▶ **Work instructions**
Copy each line exactly. Leave nothing out.

Items from a figure collection:
========================

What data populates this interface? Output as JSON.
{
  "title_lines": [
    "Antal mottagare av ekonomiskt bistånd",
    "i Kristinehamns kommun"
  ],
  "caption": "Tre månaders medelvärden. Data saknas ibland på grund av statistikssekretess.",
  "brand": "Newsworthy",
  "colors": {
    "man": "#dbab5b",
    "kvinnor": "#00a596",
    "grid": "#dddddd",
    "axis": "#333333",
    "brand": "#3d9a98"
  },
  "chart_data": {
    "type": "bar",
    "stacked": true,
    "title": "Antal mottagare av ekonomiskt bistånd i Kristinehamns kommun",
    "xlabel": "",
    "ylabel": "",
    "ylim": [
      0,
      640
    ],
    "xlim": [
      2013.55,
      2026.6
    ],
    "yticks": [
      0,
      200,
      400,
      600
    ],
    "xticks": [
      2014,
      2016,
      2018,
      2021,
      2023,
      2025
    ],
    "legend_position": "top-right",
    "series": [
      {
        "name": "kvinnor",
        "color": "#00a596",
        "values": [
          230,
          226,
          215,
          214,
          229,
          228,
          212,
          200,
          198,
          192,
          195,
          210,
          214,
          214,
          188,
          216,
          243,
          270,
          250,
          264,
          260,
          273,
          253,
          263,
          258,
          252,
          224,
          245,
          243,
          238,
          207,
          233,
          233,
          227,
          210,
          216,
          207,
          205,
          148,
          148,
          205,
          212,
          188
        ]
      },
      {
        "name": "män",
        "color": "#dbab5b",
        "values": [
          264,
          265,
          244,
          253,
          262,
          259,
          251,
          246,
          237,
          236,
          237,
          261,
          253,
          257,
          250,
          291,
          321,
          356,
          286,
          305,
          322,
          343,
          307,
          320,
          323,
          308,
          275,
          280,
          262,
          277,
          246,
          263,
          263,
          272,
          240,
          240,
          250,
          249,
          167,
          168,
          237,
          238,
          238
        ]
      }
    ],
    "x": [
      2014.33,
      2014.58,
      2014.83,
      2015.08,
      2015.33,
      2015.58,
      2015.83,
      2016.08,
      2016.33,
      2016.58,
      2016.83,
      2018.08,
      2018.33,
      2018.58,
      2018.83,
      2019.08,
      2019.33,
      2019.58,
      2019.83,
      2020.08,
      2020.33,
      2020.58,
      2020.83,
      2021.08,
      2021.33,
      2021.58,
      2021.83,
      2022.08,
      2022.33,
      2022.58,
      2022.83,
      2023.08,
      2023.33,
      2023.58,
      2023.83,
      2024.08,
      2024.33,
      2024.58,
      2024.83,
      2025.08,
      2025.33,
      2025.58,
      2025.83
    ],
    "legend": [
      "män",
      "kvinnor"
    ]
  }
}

========================

▶ **Solution to the problem**
What data populates this interface? Output as JSON.
{
  "title_lines": [
    "Antal mottagare av ekonomiskt bistånd",
    "i Kristinehamns kommun"
  ],
  "caption": "Tre månaders medelvärden. Data saknas ibland på grund av statistikssekretess.",
  "brand": "Newsworthy",
  "colors": {
    "man": "#dbab5b",
    "kvinnor": "#00a596",
    "grid": "#dddddd",
    "axis": "#333333",
    "brand": "#3d9a98"
  },
  "chart_data": {
    "type": "bar",
    "stacked": true,
    "title": "Antal mottagare av ekonomiskt bistånd i Kristinehamns kommun",
    "xlabel": "",
    "ylabel": "",
    "ylim": [
      0,
      640
    ],
    "xlim": [
      2013.55,
      2026.6
    ],
    "yticks": [
      0,
      200,
      400,
      600
    ],
    "xticks": [
      2014,
      2016,
      2018,
      2021,
      2023,
      2025
    ],
    "legend_position": "top-right",
    "series": [
      {
        "name": "kvinnor",
        "color": "#00a596",
        "values": [
          230,
          226,
          215,
          214,
          229,
          228,
          212,
          200,
          198,
          192,
          195,
          210,
          214,
          214,
          188,
          216,
          243,
          270,
          250,
          264,
          260,
          273,
          253,
          263,
          258,
          252,
          224,
          245,
          243,
          238,
          207,
          233,
          233,
          227,
          210,
          216,
          207,
          205,
          148,
          148,
          205,
          212,
          188
        ]
      },
      {
        "name": "män",
        "color": "#dbab5b",
        "values": [
          264,
          265,
          244,
          253,
          262,
          259,
          251,
          246,
          237,
          236,
          237,
          261,
          253,
          257,
          250,
          291,
          321,
          356,
          286,
          305,
          322,
          343,
          307,
          320,
          323,
          308,
          275,
          280,
          262,
          277,
          246,
          263,
          263,
          272,
          240,
          240,
          250,
          249,
          167,
          168,
          237,
          238,
          238
        ]
      }
    ],
    "x": [
      2014.33,
      2014.58,
      2014.83,
      2015.08,
      2015.33,
      2015.58,
      2015.83,
      2016.08,
      2016.33,
      2016.58,
      2016.83,
      2018.08,
      2018.33,
      2018.58,
      2018.83,
      2019.08,
      2019.33,
      2019.58,
      2019.83,
      2020.08,
      2020.33,
      2020.58,
      2020.83,
      2021.08,
      2021.33,
      2021.58,
      2021.83,
      2022.08,
      2022.33,
      2022.58,
      2022.83,
      2023.08,
      2023.33,
      2023.58,
      2023.83,
      2024.08,
      2024.33,
      2024.58,
      2024.83,
      2025.08,
      2025.33,
      2025.58,
      2025.83
    ],
    "legend": [
      "män",
      "kvinnor"
    ]
  }
}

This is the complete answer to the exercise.